"""

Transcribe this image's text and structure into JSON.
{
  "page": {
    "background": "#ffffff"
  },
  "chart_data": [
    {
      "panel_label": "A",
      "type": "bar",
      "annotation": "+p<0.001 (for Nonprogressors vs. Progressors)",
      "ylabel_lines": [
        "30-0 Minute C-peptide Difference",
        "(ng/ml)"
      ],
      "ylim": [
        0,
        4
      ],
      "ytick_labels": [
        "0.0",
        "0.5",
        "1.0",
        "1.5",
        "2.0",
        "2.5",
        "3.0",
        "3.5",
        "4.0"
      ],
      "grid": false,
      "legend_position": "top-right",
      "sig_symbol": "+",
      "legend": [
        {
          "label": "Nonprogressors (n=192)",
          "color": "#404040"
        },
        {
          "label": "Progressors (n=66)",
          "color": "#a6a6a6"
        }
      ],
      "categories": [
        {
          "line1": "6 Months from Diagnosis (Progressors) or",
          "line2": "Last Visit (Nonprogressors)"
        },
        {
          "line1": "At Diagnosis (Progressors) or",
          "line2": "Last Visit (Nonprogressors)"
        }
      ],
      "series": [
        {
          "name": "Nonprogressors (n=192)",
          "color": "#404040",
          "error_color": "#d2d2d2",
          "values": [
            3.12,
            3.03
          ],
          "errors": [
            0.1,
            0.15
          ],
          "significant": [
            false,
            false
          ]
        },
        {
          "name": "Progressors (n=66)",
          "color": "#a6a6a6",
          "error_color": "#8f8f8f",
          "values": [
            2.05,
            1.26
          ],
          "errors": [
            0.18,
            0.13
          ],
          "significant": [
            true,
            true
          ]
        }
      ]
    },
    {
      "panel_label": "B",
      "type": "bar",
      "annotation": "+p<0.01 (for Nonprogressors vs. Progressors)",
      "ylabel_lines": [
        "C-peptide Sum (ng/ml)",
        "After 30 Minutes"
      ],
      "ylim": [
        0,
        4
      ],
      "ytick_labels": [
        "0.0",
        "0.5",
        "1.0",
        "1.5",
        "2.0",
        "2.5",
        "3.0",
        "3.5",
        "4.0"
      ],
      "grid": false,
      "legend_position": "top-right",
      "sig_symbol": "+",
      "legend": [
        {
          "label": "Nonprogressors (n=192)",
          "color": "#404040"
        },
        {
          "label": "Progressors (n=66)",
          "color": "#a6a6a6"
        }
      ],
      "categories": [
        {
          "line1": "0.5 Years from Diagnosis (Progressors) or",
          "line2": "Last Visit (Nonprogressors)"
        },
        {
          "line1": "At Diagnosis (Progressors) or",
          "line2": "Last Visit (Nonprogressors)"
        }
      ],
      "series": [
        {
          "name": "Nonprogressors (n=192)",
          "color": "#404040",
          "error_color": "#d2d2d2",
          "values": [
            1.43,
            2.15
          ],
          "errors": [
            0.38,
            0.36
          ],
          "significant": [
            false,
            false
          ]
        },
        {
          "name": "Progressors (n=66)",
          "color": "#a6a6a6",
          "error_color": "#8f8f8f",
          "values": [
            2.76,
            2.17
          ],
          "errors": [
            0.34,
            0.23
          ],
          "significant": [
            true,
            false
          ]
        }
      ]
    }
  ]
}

"""
"""

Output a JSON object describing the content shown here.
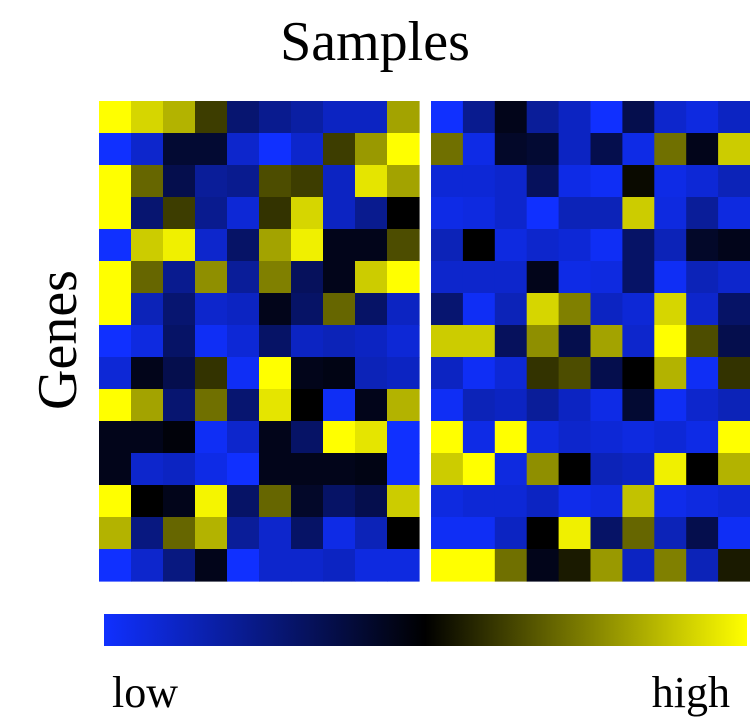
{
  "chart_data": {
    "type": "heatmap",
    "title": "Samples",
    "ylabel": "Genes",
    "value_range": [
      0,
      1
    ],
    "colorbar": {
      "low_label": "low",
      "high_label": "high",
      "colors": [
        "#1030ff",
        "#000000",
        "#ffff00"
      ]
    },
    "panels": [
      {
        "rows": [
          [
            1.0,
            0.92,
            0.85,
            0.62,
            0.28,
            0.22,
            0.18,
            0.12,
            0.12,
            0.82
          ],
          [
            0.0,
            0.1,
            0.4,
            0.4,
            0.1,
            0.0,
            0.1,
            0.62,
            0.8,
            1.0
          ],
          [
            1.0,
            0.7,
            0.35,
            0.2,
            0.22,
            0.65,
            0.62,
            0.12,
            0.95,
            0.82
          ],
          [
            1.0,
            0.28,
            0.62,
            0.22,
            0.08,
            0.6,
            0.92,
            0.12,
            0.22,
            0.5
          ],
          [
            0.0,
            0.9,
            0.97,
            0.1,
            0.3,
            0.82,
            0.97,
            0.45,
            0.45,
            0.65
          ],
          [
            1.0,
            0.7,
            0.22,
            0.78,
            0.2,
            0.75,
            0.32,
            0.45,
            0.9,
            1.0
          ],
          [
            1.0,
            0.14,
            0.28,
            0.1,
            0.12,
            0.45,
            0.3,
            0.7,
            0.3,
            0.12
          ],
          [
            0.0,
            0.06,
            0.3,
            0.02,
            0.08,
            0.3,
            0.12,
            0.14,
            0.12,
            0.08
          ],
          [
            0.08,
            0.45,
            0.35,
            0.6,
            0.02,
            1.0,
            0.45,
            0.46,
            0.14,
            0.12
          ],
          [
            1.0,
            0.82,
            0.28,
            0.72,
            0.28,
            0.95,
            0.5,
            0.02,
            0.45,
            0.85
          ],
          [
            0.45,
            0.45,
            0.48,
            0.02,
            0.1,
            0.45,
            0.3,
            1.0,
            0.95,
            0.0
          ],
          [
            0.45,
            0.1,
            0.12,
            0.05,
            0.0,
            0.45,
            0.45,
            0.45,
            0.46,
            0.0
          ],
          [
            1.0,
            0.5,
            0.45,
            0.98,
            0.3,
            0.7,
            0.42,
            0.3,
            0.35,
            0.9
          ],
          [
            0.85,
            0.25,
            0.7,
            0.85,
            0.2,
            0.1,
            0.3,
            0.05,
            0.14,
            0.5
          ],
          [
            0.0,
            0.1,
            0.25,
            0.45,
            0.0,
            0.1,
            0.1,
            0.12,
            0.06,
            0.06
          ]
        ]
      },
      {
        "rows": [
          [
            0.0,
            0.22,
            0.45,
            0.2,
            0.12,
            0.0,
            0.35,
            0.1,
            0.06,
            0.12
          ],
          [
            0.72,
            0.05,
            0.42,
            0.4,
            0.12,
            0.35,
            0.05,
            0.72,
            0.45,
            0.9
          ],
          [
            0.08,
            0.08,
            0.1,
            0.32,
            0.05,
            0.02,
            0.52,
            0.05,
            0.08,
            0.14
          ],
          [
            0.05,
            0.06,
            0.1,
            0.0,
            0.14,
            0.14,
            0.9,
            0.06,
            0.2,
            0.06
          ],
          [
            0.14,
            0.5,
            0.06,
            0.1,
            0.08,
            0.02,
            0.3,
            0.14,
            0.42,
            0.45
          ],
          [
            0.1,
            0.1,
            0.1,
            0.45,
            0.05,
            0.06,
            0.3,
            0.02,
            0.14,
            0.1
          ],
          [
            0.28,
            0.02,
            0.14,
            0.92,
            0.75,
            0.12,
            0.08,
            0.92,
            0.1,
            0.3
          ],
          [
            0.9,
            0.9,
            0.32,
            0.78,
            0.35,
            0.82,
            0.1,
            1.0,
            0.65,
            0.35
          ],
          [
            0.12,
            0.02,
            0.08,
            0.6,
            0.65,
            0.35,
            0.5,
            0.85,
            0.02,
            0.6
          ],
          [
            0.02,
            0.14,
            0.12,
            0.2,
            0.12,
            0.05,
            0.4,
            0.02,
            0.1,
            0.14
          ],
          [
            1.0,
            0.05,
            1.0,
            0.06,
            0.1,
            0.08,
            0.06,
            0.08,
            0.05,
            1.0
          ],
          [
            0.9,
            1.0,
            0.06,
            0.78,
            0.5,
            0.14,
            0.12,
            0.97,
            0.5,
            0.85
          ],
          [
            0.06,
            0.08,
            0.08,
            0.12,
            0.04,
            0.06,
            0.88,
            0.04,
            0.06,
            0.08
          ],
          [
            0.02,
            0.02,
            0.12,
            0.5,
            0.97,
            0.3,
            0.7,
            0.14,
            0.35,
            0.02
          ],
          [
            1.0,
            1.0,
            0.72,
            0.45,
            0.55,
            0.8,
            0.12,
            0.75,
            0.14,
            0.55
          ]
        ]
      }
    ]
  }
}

"""
"""

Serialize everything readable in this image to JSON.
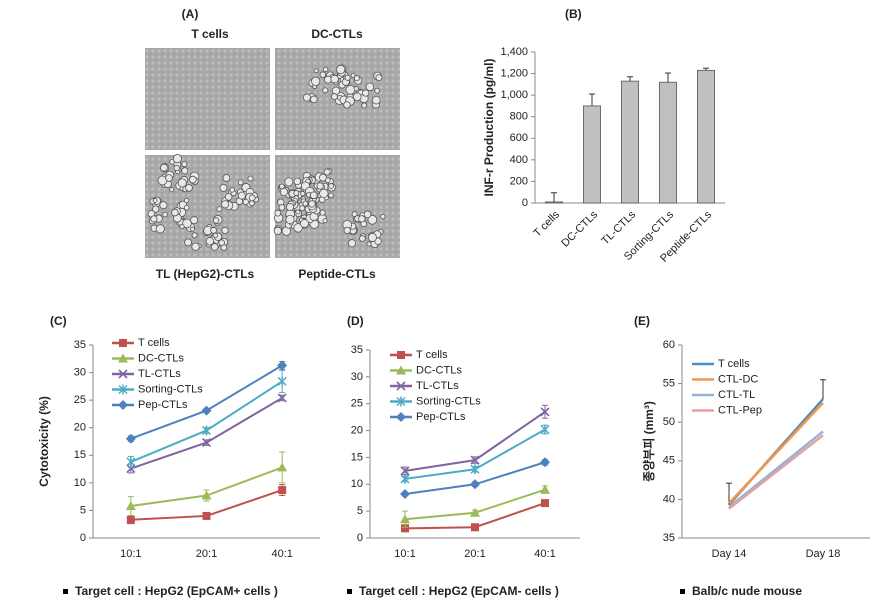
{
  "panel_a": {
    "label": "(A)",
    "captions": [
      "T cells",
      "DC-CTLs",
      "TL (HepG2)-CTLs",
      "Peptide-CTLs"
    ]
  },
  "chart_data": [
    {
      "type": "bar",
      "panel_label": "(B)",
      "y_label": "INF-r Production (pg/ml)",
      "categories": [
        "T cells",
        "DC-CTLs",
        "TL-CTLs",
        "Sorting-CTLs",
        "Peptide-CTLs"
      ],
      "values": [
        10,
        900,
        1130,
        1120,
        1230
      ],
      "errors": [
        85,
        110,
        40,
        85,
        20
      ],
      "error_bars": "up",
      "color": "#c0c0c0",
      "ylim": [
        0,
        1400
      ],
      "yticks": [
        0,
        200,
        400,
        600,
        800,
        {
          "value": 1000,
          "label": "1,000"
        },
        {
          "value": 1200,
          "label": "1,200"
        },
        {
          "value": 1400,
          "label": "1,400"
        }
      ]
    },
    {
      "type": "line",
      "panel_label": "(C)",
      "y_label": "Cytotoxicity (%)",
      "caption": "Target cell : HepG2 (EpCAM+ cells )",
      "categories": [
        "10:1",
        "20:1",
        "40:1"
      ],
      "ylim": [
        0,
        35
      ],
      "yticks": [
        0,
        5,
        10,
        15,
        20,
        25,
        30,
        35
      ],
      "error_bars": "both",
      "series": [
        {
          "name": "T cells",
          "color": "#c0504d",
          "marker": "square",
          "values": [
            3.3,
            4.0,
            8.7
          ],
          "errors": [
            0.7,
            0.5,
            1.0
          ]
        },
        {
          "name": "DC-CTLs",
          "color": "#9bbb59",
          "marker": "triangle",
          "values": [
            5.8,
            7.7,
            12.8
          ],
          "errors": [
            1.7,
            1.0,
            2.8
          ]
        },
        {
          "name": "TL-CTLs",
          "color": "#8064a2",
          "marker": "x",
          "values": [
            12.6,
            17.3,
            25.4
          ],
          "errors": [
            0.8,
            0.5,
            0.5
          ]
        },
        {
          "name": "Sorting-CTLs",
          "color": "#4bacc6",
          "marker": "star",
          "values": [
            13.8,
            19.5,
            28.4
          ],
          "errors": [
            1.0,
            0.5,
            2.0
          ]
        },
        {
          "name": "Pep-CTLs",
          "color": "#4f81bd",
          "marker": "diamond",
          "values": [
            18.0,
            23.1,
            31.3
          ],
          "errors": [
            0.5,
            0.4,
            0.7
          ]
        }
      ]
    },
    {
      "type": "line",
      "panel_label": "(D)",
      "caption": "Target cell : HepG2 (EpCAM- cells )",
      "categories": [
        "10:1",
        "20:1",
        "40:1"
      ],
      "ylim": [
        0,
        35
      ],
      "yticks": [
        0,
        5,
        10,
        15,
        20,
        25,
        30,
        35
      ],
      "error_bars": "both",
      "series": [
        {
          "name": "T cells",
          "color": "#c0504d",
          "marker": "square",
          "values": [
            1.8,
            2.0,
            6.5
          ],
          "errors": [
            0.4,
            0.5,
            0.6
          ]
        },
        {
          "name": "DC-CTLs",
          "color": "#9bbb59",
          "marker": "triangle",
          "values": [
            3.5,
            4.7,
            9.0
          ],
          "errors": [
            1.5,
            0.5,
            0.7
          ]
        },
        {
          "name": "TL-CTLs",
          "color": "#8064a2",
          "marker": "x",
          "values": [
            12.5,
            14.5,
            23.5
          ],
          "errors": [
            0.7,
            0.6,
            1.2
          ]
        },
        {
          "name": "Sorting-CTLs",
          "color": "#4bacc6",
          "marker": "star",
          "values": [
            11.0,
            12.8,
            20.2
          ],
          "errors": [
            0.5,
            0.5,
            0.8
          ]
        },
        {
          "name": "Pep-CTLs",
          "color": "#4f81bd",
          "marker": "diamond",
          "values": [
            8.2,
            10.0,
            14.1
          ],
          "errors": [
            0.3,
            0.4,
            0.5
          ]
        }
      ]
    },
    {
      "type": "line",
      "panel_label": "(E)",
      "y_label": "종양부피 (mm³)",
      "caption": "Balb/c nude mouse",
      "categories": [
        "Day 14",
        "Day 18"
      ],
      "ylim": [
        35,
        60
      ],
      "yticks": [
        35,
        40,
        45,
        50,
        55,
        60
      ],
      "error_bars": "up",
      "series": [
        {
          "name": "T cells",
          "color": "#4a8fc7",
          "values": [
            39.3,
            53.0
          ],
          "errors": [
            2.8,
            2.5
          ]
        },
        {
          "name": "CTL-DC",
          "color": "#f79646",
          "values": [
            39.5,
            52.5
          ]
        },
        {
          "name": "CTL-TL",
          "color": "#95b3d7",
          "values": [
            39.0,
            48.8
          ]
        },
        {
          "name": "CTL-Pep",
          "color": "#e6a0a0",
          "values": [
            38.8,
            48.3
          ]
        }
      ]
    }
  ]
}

"""

**Activity**: Report every line of the data in which "from" appears.

**Response to the exercise**:
          "line1": "6 Months from Diagnosis (Progressors) or",
          "line1": "0.5 Years from Diagnosis (Progressors) or",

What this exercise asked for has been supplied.